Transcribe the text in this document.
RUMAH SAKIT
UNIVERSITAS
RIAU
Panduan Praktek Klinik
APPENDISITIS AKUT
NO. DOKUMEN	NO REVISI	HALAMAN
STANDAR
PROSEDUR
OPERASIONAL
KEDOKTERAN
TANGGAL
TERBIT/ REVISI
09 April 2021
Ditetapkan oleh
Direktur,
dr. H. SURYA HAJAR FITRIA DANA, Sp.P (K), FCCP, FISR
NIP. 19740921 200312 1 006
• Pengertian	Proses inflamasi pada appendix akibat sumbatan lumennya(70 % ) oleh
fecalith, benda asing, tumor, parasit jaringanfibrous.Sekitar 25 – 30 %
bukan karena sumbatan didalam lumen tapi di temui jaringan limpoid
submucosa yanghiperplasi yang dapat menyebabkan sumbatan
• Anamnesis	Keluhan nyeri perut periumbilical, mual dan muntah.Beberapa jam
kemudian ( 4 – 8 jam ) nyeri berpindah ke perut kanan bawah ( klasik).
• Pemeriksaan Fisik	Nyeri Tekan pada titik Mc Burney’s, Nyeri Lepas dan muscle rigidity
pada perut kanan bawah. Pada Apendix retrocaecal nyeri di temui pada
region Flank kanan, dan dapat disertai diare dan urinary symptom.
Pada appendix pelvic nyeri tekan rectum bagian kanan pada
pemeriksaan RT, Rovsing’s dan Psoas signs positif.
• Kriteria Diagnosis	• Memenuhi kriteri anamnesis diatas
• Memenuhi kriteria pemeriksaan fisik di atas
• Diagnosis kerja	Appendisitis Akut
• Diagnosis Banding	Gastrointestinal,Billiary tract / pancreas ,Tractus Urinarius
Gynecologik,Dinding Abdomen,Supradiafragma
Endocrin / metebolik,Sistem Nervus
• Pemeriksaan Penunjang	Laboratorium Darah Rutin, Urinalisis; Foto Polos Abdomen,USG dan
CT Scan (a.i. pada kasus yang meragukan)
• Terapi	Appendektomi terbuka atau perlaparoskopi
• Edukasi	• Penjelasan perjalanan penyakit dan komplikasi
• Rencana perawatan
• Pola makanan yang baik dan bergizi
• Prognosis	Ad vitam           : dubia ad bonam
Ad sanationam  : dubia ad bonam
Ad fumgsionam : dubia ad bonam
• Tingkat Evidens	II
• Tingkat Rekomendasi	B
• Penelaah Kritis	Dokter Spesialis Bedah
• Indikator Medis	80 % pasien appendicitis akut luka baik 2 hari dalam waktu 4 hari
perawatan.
────────────────
EXERCISE =>
Output the listing above in its entirety, exactly as given.

ANSWER TO THE EXERCISE =>
Transcribe the text in this document.
RUMAH SAKIT
UNIVERSITAS
RIAU
Panduan Praktek Klinik
APPENDISITIS AKUT
NO. DOKUMEN	NO REVISI	HALAMAN
STANDAR
PROSEDUR
OPERASIONAL
KEDOKTERAN
TANGGAL
TERBIT/ REVISI
09 April 2021
Ditetapkan oleh
Direktur,
dr. H. SURYA HAJAR FITRIA DANA, Sp.P (K), FCCP, FISR
NIP. 19740921 200312 1 006
• Pengertian	Proses inflamasi pada appendix akibat sumbatan lumennya(70 % ) oleh
fecalith, benda asing, tumor, parasit jaringanfibrous.Sekitar 25 – 30 %
bukan karena sumbatan didalam lumen tapi di temui jaringan limpoid
submucosa yanghiperplasi yang dapat menyebabkan sumbatan
• Anamnesis	Keluhan nyeri perut periumbilical, mual dan muntah.Beberapa jam
kemudian ( 4 – 8 jam ) nyeri berpindah ke perut kanan bawah ( klasik).
• Pemeriksaan Fisik	Nyeri Tekan pada titik Mc Burney’s, Nyeri Lepas dan muscle rigidity
pada perut kanan bawah. Pada Apendix retrocaecal nyeri di temui pada
region Flank kanan, dan dapat disertai diare dan urinary symptom.
Pada appendix pelvic nyeri tekan rectum bagian kanan pada
pemeriksaan RT, Rovsing’s dan Psoas signs positif.
• Kriteria Diagnosis	• Memenuhi kriteri anamnesis diatas
• Memenuhi kriteria pemeriksaan fisik di atas
• Diagnosis kerja	Appendisitis Akut
• Diagnosis Banding	Gastrointestinal,Billiary tract / pancreas ,Tractus Urinarius
Gynecologik,Dinding Abdomen,Supradiafragma
Endocrin / metebolik,Sistem Nervus
• Pemeriksaan Penunjang	Laboratorium Darah Rutin, Urinalisis; Foto Polos Abdomen,USG dan
CT Scan (a.i. pada kasus yang meragukan)
• Terapi	Appendektomi terbuka atau perlaparoskopi
• Edukasi	• Penjelasan perjalanan penyakit dan komplikasi
• Rencana perawatan
• Pola makanan yang baik dan bergizi
• Prognosis	Ad vitam           : dubia ad bonam
Ad sanationam  : dubia ad bonam
Ad fumgsionam : dubia ad bonam
• Tingkat Evidens	II
• Tingkat Rekomendasi	B
• Penelaah Kritis	Dokter Spesialis Bedah
• Indikator Medis	80 % pasien appendicitis akut luka baik 2 hari dalam waktu 4 hari
perawatan.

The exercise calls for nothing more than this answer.